Written request: Retype the data below without altering anything.

Data records
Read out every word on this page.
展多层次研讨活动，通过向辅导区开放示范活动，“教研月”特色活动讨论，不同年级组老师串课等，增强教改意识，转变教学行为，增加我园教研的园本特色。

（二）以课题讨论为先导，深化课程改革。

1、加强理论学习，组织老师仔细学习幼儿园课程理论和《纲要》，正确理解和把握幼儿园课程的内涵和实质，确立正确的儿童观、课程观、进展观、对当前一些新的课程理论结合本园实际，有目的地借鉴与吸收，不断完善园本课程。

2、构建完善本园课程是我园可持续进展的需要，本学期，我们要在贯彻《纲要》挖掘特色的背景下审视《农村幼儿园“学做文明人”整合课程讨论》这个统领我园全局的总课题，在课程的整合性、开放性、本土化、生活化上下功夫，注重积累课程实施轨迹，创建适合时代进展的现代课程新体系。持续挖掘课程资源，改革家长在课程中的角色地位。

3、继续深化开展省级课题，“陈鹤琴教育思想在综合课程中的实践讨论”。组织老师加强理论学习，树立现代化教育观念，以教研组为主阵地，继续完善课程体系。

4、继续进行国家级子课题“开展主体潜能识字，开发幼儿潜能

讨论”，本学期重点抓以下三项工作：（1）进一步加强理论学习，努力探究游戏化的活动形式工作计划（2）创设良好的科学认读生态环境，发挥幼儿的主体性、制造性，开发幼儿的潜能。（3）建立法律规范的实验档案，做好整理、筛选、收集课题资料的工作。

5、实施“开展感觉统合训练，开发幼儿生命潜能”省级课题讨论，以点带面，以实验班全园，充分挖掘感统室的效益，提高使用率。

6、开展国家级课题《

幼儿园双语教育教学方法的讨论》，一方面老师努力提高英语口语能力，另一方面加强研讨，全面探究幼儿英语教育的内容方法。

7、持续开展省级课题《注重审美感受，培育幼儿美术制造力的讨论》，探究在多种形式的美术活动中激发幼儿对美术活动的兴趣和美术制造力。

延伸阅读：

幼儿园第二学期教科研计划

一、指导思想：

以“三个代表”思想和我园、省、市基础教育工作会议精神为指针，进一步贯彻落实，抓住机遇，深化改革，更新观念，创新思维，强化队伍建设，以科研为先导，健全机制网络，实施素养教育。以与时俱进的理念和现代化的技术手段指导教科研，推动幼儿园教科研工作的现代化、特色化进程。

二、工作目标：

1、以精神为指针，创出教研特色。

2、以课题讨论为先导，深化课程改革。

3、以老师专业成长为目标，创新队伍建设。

Answer to this task:
Read out every word on this page.
展多层次研讨活动，通过向辅导区开放示范活动，“教研月”特色活动讨论，不同年级组老师串课等，增强教改意识，转变教学行为，增加我园教研的园本特色。

（二）以课题讨论为先导，深化课程改革。

1、加强理论学习，组织老师仔细学习幼儿园课程理论和《纲要》，正确理解和把握幼儿园课程的内涵和实质，确立正确的儿童观、课程观、进展观、对当前一些新的课程理论结合本园实际，有目的地借鉴与吸收，不断完善园本课程。

2、构建完善本园课程是我园可持续进展的需要，本学期，我们要在贯彻《纲要》挖掘特色的背景下审视《农村幼儿园“学做文明人”整合课程讨论》这个统领我园全局的总课题，在课程的整合性、开放性、本土化、生活化上下功夫，注重积累课程实施轨迹，创建适合时代进展的现代课程新体系。持续挖掘课程资源，改革家长在课程中的角色地位。

3、继续深化开展省级课题，“陈鹤琴教育思想在综合课程中的实践讨论”。组织老师加强理论学习，树立现代化教育观念，以教研组为主阵地，继续完善课程体系。

4、继续进行国家级子课题“开展主体潜能识字，开发幼儿潜能

讨论”，本学期重点抓以下三项工作：（1）进一步加强理论学习，努力探究游戏化的活动形式工作计划（2）创设良好的科学认读生态环境，发挥幼儿的主体性、制造性，开发幼儿的潜能。（3）建立法律规范的实验档案，做好整理、筛选、收集课题资料的工作。

5、实施“开展感觉统合训练，开发幼儿生命潜能”省级课题讨论，以点带面，以实验班全园，充分挖掘感统室的效益，提高使用率。

6、开展国家级课题《

幼儿园双语教育教学方法的讨论》，一方面老师努力提高英语口语能力，另一方面加强研讨，全面探究幼儿英语教育的内容方法。

7、持续开展省级课题《注重审美感受，培育幼儿美术制造力的讨论》，探究在多种形式的美术活动中激发幼儿对美术活动的兴趣和美术制造力。

延伸阅读：

幼儿园第二学期教科研计划

一、指导思想：

以“三个代表”思想和我园、省、市基础教育工作会议精神为指针，进一步贯彻落实，抓住机遇，深化改革，更新观念，创新思维，强化队伍建设，以科研为先导，健全机制网络，实施素养教育。以与时俱进的理念和现代化的技术手段指导教科研，推动幼儿园教科研工作的现代化、特色化进程。

二、工作目标：

1、以精神为指针，创出教研特色。

2、以课题讨论为先导，深化课程改革。

3、以老师专业成长为目标，创新队伍建设。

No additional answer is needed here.